### TASK GOAL
Select all lines with the string "name" in them, and copy those lines.

Items from a figure collection
========================
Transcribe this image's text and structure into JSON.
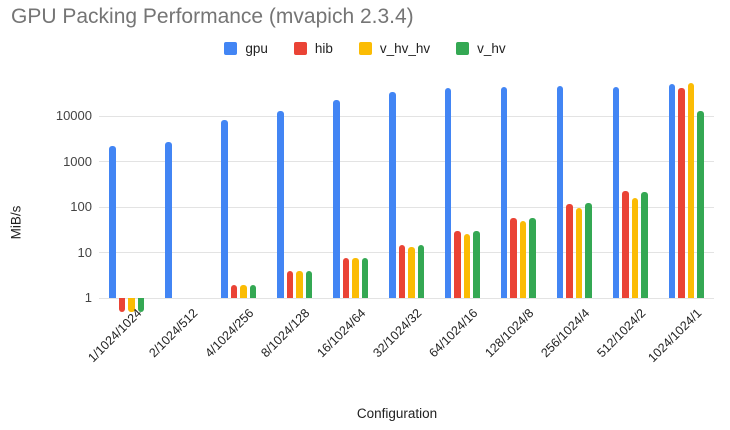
{
  "title": "GPU Packing Performance (mvapich 2.3.4)",
  "colors": {
    "title_text": "#757575",
    "axis_tick_text": "#444444",
    "axis_title_text": "#222222",
    "gridline": "#e3e3e3",
    "background": "#ffffff"
  },
  "chart_data": {
    "type": "bar",
    "title": "GPU Packing Performance (mvapich 2.3.4)",
    "xlabel": "Configuration",
    "ylabel": "MiB/s",
    "y_scale": "log",
    "grid": true,
    "legend_position": "top",
    "yticks": [
      1,
      10,
      100,
      1000,
      10000
    ],
    "ylim": [
      0.4,
      70000
    ],
    "categories": [
      "1/1024/1024",
      "2/1024/512",
      "4/1024/256",
      "8/1024/128",
      "16/1024/64",
      "32/1024/32",
      "64/1024/16",
      "128/1024/8",
      "256/1024/4",
      "512/1024/2",
      "1024/1024/1"
    ],
    "series": [
      {
        "name": "gpu",
        "color": "#4285F4",
        "values": [
          2200,
          2650,
          8300,
          13000,
          23000,
          34000,
          42000,
          44000,
          46500,
          43000,
          51000
        ]
      },
      {
        "name": "hib",
        "color": "#EA4335",
        "values": [
          0.5,
          null,
          1.9,
          4,
          7.4,
          14.7,
          30,
          56,
          118,
          220,
          41000
        ]
      },
      {
        "name": "v_hv_hv",
        "color": "#FBBC04",
        "values": [
          0.5,
          null,
          1.9,
          4,
          7.4,
          13.5,
          26,
          49,
          95,
          160,
          52000
        ]
      },
      {
        "name": "v_hv",
        "color": "#34A853",
        "values": [
          0.5,
          null,
          1.9,
          4,
          7.5,
          14.7,
          29,
          56,
          120,
          210,
          13000
        ]
      }
    ]
  }
}
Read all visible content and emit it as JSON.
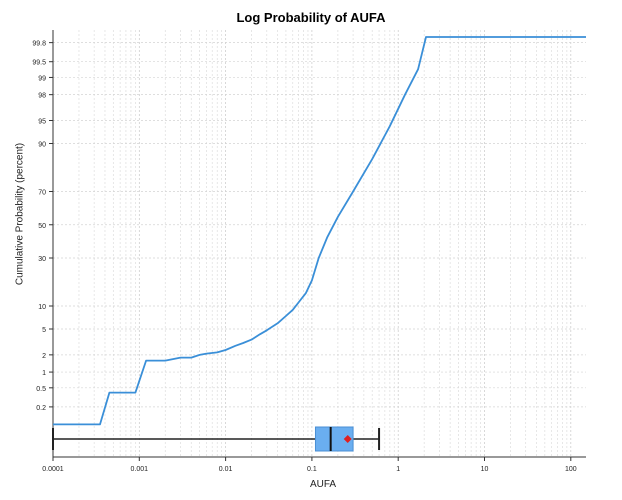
{
  "chart_data": {
    "type": "line",
    "title": "Log Probability of AUFA",
    "xlabel": "AUFA",
    "ylabel": "Cumulative Probability (percent)",
    "x_scale": "log",
    "y_scale": "probability",
    "xlim": [
      0.0001,
      150
    ],
    "x_ticks": [
      0.0001,
      0.001,
      0.01,
      0.1,
      1,
      10,
      100
    ],
    "x_tick_labels": [
      "0.0001",
      "0.001",
      "0.01",
      "0.1",
      "1",
      "10",
      "100"
    ],
    "y_ticks": [
      0.2,
      0.5,
      1,
      2,
      5,
      10,
      30,
      50,
      70,
      90,
      95,
      98,
      99,
      99.5,
      99.8
    ],
    "y_tick_labels": [
      "0.2",
      "0.5",
      "1",
      "2",
      "5",
      "10",
      "30",
      "50",
      "70",
      "90",
      "95",
      "98",
      "99",
      "99.5",
      "99.8"
    ],
    "grid": true,
    "line_color": "#3a8fd8",
    "series": [
      {
        "points": [
          [
            0.0001,
            0.08
          ],
          [
            0.00035,
            0.08
          ],
          [
            0.00045,
            0.4
          ],
          [
            0.0009,
            0.4
          ],
          [
            0.0012,
            1.6
          ],
          [
            0.002,
            1.6
          ],
          [
            0.003,
            1.8
          ],
          [
            0.004,
            1.8
          ],
          [
            0.005,
            2.0
          ],
          [
            0.006,
            2.1
          ],
          [
            0.008,
            2.2
          ],
          [
            0.01,
            2.4
          ],
          [
            0.013,
            2.8
          ],
          [
            0.016,
            3.1
          ],
          [
            0.02,
            3.5
          ],
          [
            0.025,
            4.2
          ],
          [
            0.03,
            4.8
          ],
          [
            0.04,
            6.0
          ],
          [
            0.05,
            7.5
          ],
          [
            0.06,
            9.0
          ],
          [
            0.07,
            11.0
          ],
          [
            0.085,
            14.0
          ],
          [
            0.1,
            19.0
          ],
          [
            0.12,
            30.0
          ],
          [
            0.15,
            42.0
          ],
          [
            0.2,
            55.0
          ],
          [
            0.3,
            70.0
          ],
          [
            0.5,
            85.0
          ],
          [
            0.8,
            94.0
          ],
          [
            1.2,
            98.0
          ],
          [
            1.7,
            99.3
          ],
          [
            2.1,
            99.85
          ],
          [
            150,
            99.85
          ]
        ]
      }
    ],
    "boxplot": {
      "whisker_low": 0.0001,
      "q1": 0.11,
      "median": 0.165,
      "q3": 0.3,
      "whisker_high": 0.6,
      "mean": 0.26,
      "box_color": "#6aaef0",
      "mean_color": "#e02020"
    }
  }
}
========================
### TASK SOLUTION
        "name": "gpu",
        "name": "hib",
        "name": "v_hv_hv",
        "name": "v_hv",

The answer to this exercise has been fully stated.